[Stored records]
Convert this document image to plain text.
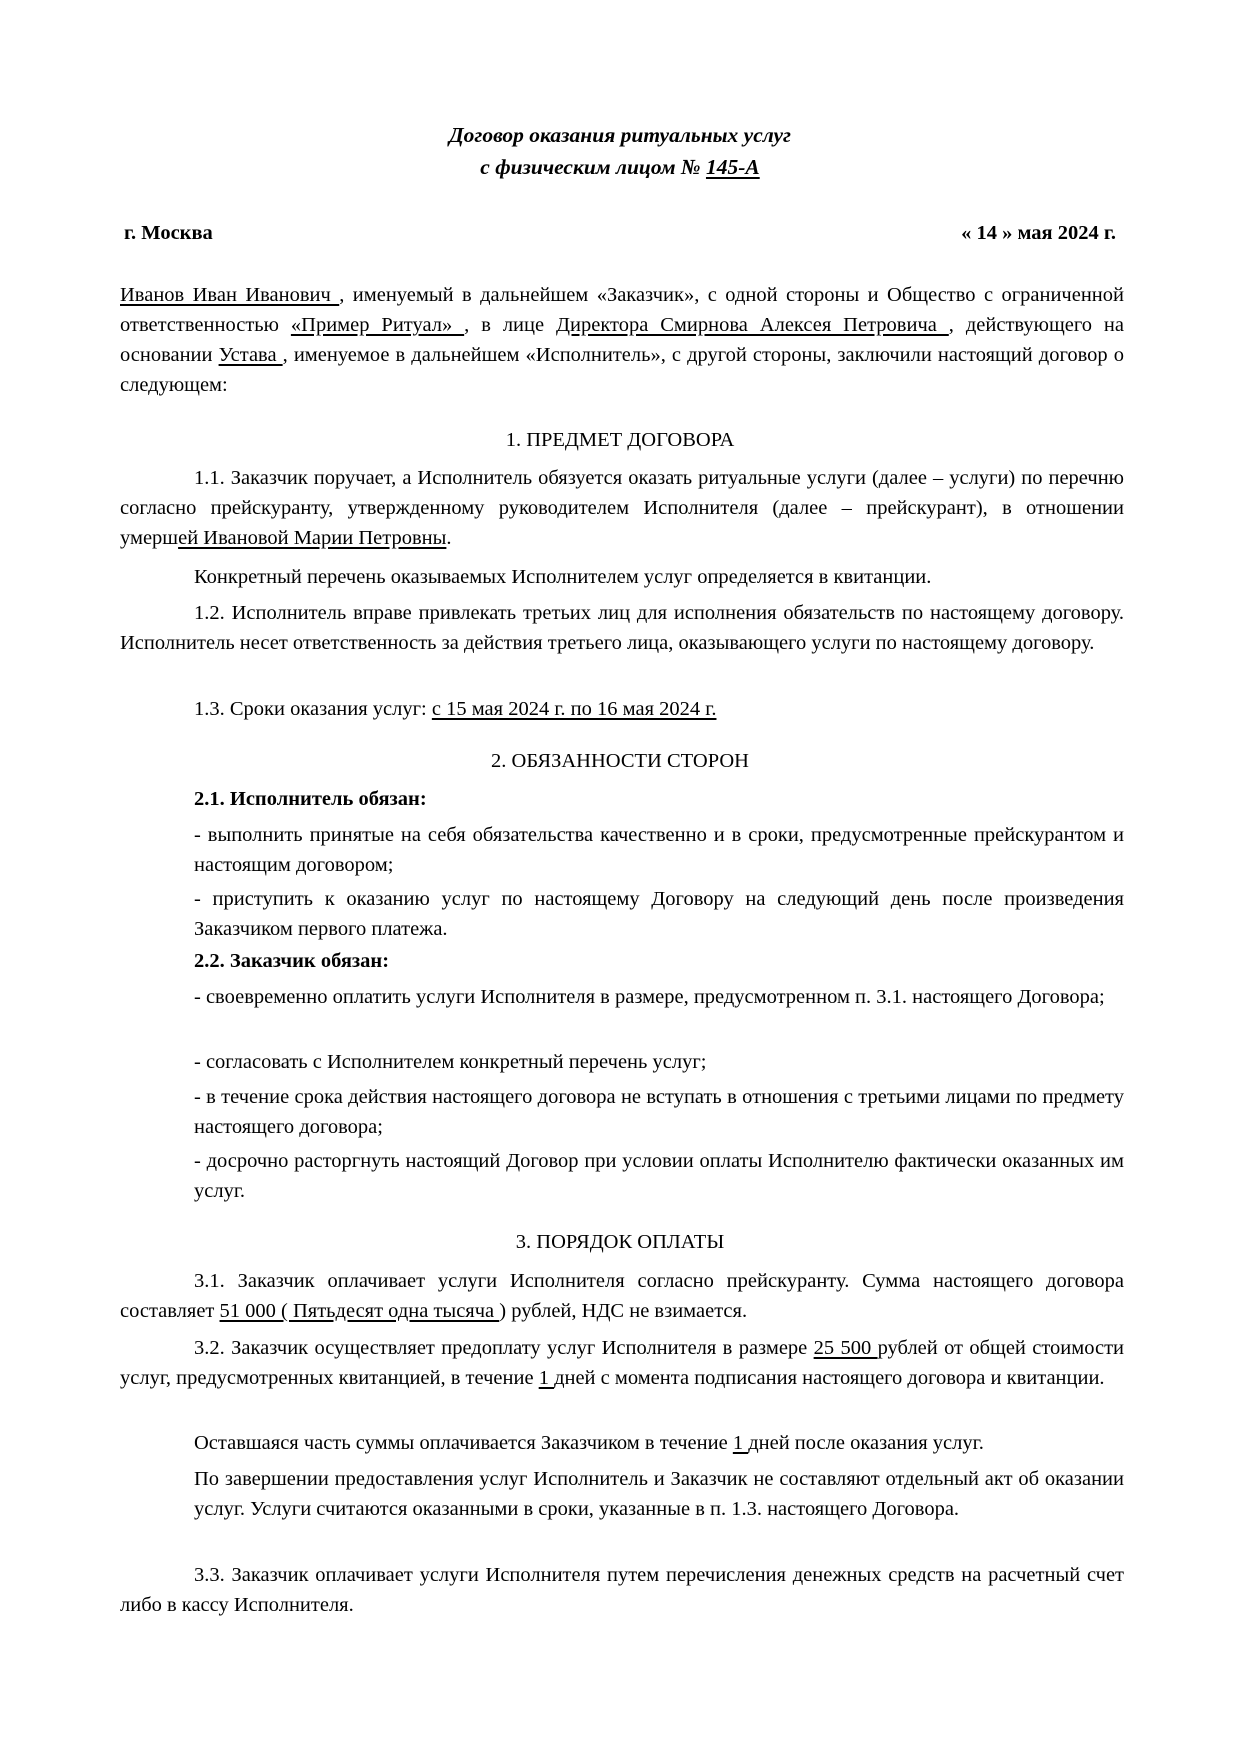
Договор оказания ритуальных услуг
с физическим лицом № 145-А
г. Москва	« 14 » мая 2024 г.

Иванов Иван Иванович , именуемый в дальнейшем «Заказчик», с одной стороны и Общество с ограниченной ответственностью «Пример Ритуал» , в лице Директора Смирнова Алексея Петровича , действующего на основании Устава , именуемое в дальнейшем «Исполнитель», с другой стороны, заключили настоящий договор о следующем:

1. ПРЕДМЕТ ДОГОВОРА

1.1. Заказчик поручает, а Исполнитель обязуется оказать ритуальные услуги (далее – услуги) по перечню согласно прейскуранту, утвержденному руководителем Исполнителя (далее – прейскурант), в отношении умершей Ивановой Марии Петровны.

Конкретный перечень оказываемых Исполнителем услуг определяется в квитанции.

1.2. Исполнитель вправе привлекать третьих лиц для исполнения обязательств по настоящему договору. Исполнитель несет ответственность за действия третьего лица, оказывающего услуги по настоящему договору.

1.3. Сроки оказания услуг: с 15 мая 2024 г. по 16 мая 2024 г.

2. ОБЯЗАННОСТИ СТОРОН

2.1. Исполнитель обязан:

- выполнить принятые на себя обязательства качественно и в сроки, предусмотренные прейскурантом и настоящим договором;

- приступить к оказанию услуг по настоящему Договору на следующий день после произведения Заказчиком первого платежа.

2.2. Заказчик обязан:

- своевременно оплатить услуги Исполнителя в размере, предусмотренном п. 3.1. настоящего Договора;

- согласовать с Исполнителем конкретный перечень услуг;

- в течение срока действия настоящего договора не вступать в отношения с третьими лицами по предмету настоящего договора;

- досрочно расторгнуть настоящий Договор при условии оплаты Исполнителю фактически оказанных им услуг.

3. ПОРЯДОК ОПЛАТЫ

3.1. Заказчик оплачивает услуги Исполнителя согласно прейскуранту. Сумма настоящего договора составляет 51 000 ( Пятьдесят одна тысяча ) рублей, НДС не взимается.

3.2. Заказчик осуществляет предоплату услуг Исполнителя в размере 25 500 рублей от общей стоимости услуг, предусмотренных квитанцией, в течение 1 дней с момента подписания настоящего договора и квитанции.

Оставшаяся часть суммы оплачивается Заказчиком в течение 1 дней после оказания услуг.

По завершении предоставления услуг Исполнитель и Заказчик не составляют отдельный акт об оказании услуг. Услуги считаются оказанными в сроки, указанные в п. 1.3. настоящего Договора.

3.3. Заказчик оплачивает услуги Исполнителя путем перечисления денежных средств на расчетный счет либо в кассу Исполнителя.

DESCRIPTION OF THE TASK - Leave every image out, and retype the material exactly.

RESPONSE FOR THIS EXERCISE -
Convert this document image to plain text.
Договор оказания ритуальных услуг
с физическим лицом № 145-А
г. Москва	« 14 » мая 2024 г.

Иванов Иван Иванович , именуемый в дальнейшем «Заказчик», с одной стороны и Общество с ограниченной ответственностью «Пример Ритуал» , в лице Директора Смирнова Алексея Петровича , действующего на основании Устава , именуемое в дальнейшем «Исполнитель», с другой стороны, заключили настоящий договор о следующем:

1. ПРЕДМЕТ ДОГОВОРА

1.1. Заказчик поручает, а Исполнитель обязуется оказать ритуальные услуги (далее – услуги) по перечню согласно прейскуранту, утвержденному руководителем Исполнителя (далее – прейскурант), в отношении умершей Ивановой Марии Петровны.

Конкретный перечень оказываемых Исполнителем услуг определяется в квитанции.

1.2. Исполнитель вправе привлекать третьих лиц для исполнения обязательств по настоящему договору. Исполнитель несет ответственность за действия третьего лица, оказывающего услуги по настоящему договору.

1.3. Сроки оказания услуг: с 15 мая 2024 г. по 16 мая 2024 г.

2. ОБЯЗАННОСТИ СТОРОН

2.1. Исполнитель обязан:

- выполнить принятые на себя обязательства качественно и в сроки, предусмотренные прейскурантом и настоящим договором;

- приступить к оказанию услуг по настоящему Договору на следующий день после произведения Заказчиком первого платежа.

2.2. Заказчик обязан:

- своевременно оплатить услуги Исполнителя в размере, предусмотренном п. 3.1. настоящего Договора;

- согласовать с Исполнителем конкретный перечень услуг;

- в течение срока действия настоящего договора не вступать в отношения с третьими лицами по предмету настоящего договора;

- досрочно расторгнуть настоящий Договор при условии оплаты Исполнителю фактически оказанных им услуг.

3. ПОРЯДОК ОПЛАТЫ

3.1. Заказчик оплачивает услуги Исполнителя согласно прейскуранту. Сумма настоящего договора составляет 51 000 ( Пятьдесят одна тысяча ) рублей, НДС не взимается.

3.2. Заказчик осуществляет предоплату услуг Исполнителя в размере 25 500 рублей от общей стоимости услуг, предусмотренных квитанцией, в течение 1 дней с момента подписания настоящего договора и квитанции.

Оставшаяся часть суммы оплачивается Заказчиком в течение 1 дней после оказания услуг.

По завершении предоставления услуг Исполнитель и Заказчик не составляют отдельный акт об оказании услуг. Услуги считаются оказанными в сроки, указанные в п. 1.3. настоящего Договора.

3.3. Заказчик оплачивает услуги Исполнителя путем перечисления денежных средств на расчетный счет либо в кассу Исполнителя.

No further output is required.